Problem details: Edit the rows below so that "bounding box" becomes "enclosing box" wherever it occurs, and keep everything else the same.

Begin Dataset excerpts

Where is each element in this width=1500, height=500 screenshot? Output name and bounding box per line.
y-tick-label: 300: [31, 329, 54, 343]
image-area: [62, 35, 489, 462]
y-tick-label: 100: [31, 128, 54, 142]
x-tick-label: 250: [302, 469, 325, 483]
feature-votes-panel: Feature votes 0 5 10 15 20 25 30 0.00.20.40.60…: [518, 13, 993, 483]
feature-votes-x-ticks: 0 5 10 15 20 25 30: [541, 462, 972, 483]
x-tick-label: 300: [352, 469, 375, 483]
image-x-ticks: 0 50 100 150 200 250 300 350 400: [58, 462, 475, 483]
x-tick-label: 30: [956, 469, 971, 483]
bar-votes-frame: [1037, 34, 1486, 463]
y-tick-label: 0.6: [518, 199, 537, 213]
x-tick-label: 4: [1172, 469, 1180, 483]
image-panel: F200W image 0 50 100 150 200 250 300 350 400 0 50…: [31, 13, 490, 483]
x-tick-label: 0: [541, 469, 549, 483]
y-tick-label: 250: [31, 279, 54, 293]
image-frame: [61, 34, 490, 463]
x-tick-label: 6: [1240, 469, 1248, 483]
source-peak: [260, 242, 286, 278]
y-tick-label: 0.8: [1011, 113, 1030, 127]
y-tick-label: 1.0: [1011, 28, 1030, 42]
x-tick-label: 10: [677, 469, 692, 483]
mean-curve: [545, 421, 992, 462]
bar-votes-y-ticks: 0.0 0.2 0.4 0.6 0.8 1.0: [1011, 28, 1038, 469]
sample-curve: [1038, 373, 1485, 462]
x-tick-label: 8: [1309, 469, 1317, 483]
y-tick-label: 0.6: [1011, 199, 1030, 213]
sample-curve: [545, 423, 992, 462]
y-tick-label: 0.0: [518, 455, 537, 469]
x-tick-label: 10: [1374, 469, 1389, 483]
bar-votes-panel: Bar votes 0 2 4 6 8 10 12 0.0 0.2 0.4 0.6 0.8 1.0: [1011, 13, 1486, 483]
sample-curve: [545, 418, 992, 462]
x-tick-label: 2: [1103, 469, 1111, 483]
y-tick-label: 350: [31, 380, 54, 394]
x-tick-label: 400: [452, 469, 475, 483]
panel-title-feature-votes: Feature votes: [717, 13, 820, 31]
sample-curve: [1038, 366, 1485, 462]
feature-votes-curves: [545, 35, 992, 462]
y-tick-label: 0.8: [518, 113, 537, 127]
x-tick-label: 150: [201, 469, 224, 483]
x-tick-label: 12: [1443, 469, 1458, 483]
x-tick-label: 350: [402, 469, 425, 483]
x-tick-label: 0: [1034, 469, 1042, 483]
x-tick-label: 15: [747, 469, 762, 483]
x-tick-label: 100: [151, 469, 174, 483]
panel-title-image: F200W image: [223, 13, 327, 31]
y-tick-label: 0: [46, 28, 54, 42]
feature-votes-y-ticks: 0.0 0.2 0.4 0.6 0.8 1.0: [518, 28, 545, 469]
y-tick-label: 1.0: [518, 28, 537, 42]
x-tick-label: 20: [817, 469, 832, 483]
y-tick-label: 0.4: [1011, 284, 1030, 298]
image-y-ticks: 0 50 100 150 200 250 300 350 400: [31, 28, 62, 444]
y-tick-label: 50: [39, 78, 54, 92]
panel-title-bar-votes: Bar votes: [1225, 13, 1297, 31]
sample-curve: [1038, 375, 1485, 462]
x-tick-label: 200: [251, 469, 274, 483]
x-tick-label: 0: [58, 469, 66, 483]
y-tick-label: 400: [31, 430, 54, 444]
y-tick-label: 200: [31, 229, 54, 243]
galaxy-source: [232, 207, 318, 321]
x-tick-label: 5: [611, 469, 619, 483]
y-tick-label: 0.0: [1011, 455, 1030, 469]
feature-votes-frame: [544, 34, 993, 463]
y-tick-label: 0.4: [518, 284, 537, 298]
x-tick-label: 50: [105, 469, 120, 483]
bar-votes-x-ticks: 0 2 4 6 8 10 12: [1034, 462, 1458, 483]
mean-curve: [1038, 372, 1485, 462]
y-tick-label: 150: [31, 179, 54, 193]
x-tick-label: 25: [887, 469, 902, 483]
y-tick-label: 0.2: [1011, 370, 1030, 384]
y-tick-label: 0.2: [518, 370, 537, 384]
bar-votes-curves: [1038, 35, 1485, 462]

End Dataset excerpts

Response to this task:
Where is each element in this width=1500, height=500 screenshot? Output name and enclosing box per line.
y-tick-label: 300: [31, 329, 54, 343]
image-area: [62, 35, 489, 462]
y-tick-label: 100: [31, 128, 54, 142]
x-tick-label: 250: [302, 469, 325, 483]
feature-votes-panel: Feature votes 0 5 10 15 20 25 30 0.00.20.40.60…: [518, 13, 993, 483]
feature-votes-x-ticks: 0 5 10 15 20 25 30: [541, 462, 972, 483]
x-tick-label: 300: [352, 469, 375, 483]
image-x-ticks: 0 50 100 150 200 250 300 350 400: [58, 462, 475, 483]
x-tick-label: 30: [956, 469, 971, 483]
bar-votes-frame: [1037, 34, 1486, 463]
y-tick-label: 0.6: [518, 199, 537, 213]
x-tick-label: 4: [1172, 469, 1180, 483]
image-panel: F200W image 0 50 100 150 200 250 300 350 400 0 50…: [31, 13, 490, 483]
x-tick-label: 0: [541, 469, 549, 483]
y-tick-label: 250: [31, 279, 54, 293]
image-frame: [61, 34, 490, 463]
x-tick-label: 6: [1240, 469, 1248, 483]
source-peak: [260, 242, 286, 278]
y-tick-label: 0.8: [1011, 113, 1030, 127]
y-tick-label: 1.0: [1011, 28, 1030, 42]
x-tick-label: 10: [677, 469, 692, 483]
mean-curve: [545, 421, 992, 462]
bar-votes-y-ticks: 0.0 0.2 0.4 0.6 0.8 1.0: [1011, 28, 1038, 469]
sample-curve: [1038, 373, 1485, 462]
x-tick-label: 8: [1309, 469, 1317, 483]
y-tick-label: 0.6: [1011, 199, 1030, 213]
sample-curve: [545, 423, 992, 462]
y-tick-label: 0.0: [518, 455, 537, 469]
x-tick-label: 10: [1374, 469, 1389, 483]
bar-votes-panel: Bar votes 0 2 4 6 8 10 12 0.0 0.2 0.4 0.6 0.8 1.0: [1011, 13, 1486, 483]
sample-curve: [545, 418, 992, 462]
x-tick-label: 2: [1103, 469, 1111, 483]
y-tick-label: 350: [31, 380, 54, 394]
x-tick-label: 400: [452, 469, 475, 483]
panel-title-feature-votes: Feature votes: [717, 13, 820, 31]
sample-curve: [1038, 366, 1485, 462]
feature-votes-curves: [545, 35, 992, 462]
y-tick-label: 0.8: [518, 113, 537, 127]
x-tick-label: 150: [201, 469, 224, 483]
x-tick-label: 12: [1443, 469, 1458, 483]
x-tick-label: 350: [402, 469, 425, 483]
x-tick-label: 0: [1034, 469, 1042, 483]
x-tick-label: 15: [747, 469, 762, 483]
x-tick-label: 100: [151, 469, 174, 483]
panel-title-image: F200W image: [223, 13, 327, 31]
y-tick-label: 0: [46, 28, 54, 42]
feature-votes-y-ticks: 0.0 0.2 0.4 0.6 0.8 1.0: [518, 28, 545, 469]
y-tick-label: 1.0: [518, 28, 537, 42]
x-tick-label: 20: [817, 469, 832, 483]
y-tick-label: 0.4: [1011, 284, 1030, 298]
image-y-ticks: 0 50 100 150 200 250 300 350 400: [31, 28, 62, 444]
y-tick-label: 50: [39, 78, 54, 92]
panel-title-bar-votes: Bar votes: [1225, 13, 1297, 31]
sample-curve: [1038, 375, 1485, 462]
x-tick-label: 200: [251, 469, 274, 483]
x-tick-label: 0: [58, 469, 66, 483]
y-tick-label: 400: [31, 430, 54, 444]
y-tick-label: 200: [31, 229, 54, 243]
galaxy-source: [232, 207, 318, 321]
x-tick-label: 5: [611, 469, 619, 483]
y-tick-label: 0.0: [1011, 455, 1030, 469]
feature-votes-frame: [544, 34, 993, 463]
y-tick-label: 0.4: [518, 284, 537, 298]
x-tick-label: 50: [105, 469, 120, 483]
bar-votes-x-ticks: 0 2 4 6 8 10 12: [1034, 462, 1458, 483]
mean-curve: [1038, 372, 1485, 462]
y-tick-label: 150: [31, 179, 54, 193]
x-tick-label: 25: [887, 469, 902, 483]
y-tick-label: 0.2: [1011, 370, 1030, 384]
y-tick-label: 0.2: [518, 370, 537, 384]
bar-votes-curves: [1038, 35, 1485, 462]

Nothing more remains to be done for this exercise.